** BEGIN **

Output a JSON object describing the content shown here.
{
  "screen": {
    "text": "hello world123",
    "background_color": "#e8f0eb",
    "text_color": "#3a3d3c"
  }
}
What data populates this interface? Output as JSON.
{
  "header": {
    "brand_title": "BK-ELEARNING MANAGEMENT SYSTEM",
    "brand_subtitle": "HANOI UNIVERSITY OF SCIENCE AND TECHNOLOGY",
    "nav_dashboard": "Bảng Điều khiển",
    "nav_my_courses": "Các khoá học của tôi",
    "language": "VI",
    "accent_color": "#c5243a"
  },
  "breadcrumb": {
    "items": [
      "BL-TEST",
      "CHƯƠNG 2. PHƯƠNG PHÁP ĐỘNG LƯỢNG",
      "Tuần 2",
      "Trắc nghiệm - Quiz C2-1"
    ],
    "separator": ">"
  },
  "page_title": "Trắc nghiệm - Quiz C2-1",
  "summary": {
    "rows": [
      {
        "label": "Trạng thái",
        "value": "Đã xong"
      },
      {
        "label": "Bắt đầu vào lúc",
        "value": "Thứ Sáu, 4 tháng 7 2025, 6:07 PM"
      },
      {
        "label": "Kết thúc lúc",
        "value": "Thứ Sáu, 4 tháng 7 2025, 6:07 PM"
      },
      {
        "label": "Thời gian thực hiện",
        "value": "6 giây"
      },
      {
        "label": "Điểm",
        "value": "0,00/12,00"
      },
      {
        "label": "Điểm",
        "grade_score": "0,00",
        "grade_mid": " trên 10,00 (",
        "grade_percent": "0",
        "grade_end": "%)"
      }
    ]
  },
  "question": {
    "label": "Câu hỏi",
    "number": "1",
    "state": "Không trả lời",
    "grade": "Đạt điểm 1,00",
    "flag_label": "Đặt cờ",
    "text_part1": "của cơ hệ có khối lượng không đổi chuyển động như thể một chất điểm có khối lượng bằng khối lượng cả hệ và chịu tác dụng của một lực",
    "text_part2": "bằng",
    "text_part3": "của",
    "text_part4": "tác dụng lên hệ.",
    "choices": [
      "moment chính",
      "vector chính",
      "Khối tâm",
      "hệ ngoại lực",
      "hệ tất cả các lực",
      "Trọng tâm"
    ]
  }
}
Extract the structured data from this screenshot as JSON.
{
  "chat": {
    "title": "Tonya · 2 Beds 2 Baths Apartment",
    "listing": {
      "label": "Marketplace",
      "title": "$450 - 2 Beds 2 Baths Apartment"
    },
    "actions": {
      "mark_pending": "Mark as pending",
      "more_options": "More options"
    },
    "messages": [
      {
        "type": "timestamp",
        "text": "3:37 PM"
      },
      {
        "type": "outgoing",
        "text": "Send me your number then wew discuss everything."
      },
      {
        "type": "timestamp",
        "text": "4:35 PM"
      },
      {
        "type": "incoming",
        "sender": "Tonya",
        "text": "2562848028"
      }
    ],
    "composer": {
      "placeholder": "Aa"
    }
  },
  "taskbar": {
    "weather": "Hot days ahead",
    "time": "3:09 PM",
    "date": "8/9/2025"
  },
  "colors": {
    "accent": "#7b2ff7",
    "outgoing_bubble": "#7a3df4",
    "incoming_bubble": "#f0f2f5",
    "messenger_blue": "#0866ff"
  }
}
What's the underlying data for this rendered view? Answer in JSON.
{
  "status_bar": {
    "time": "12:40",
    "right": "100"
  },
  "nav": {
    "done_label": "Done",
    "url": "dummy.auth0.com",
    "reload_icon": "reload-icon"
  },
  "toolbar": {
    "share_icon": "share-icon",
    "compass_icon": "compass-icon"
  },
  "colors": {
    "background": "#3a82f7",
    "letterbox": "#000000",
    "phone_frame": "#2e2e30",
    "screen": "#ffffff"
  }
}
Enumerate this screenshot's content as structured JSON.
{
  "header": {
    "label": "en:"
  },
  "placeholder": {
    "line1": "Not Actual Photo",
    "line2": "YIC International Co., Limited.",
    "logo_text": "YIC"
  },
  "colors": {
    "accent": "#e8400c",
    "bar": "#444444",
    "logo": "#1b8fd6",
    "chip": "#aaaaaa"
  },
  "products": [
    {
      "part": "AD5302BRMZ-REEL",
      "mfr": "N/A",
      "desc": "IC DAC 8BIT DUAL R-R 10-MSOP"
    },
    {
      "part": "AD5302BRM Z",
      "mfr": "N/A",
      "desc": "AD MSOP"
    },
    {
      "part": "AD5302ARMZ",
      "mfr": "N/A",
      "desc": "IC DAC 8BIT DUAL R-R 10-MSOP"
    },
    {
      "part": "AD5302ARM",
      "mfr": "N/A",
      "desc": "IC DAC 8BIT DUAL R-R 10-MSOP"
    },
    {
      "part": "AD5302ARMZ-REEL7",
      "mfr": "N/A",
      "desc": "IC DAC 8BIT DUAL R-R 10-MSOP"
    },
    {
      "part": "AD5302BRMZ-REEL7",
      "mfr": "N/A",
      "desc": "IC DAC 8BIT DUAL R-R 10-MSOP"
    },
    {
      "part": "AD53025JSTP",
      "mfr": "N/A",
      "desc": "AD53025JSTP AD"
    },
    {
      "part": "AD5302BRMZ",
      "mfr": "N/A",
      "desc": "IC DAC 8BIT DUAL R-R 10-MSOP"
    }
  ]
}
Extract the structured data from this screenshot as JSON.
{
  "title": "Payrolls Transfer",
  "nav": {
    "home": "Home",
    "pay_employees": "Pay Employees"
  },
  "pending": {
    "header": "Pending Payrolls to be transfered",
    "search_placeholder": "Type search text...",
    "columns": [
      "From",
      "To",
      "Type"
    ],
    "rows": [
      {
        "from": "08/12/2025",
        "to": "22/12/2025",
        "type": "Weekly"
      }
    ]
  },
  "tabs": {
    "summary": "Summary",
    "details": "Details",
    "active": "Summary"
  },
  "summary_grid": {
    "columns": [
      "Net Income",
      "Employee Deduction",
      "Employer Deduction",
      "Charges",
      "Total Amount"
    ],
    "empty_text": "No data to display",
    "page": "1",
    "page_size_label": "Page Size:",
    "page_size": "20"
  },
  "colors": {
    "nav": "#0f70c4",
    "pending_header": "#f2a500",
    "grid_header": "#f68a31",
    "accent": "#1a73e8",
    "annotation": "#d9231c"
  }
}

** END **

__EXERCISE INSTRUCTIONS__.
Your task is to collect every line above that contains the word "Apartment".

__EXERCISE RESULT__.
    "title": "Tonya · 2 Beds 2 Baths Apartment",
      "title": "$450 - 2 Beds 2 Baths Apartment"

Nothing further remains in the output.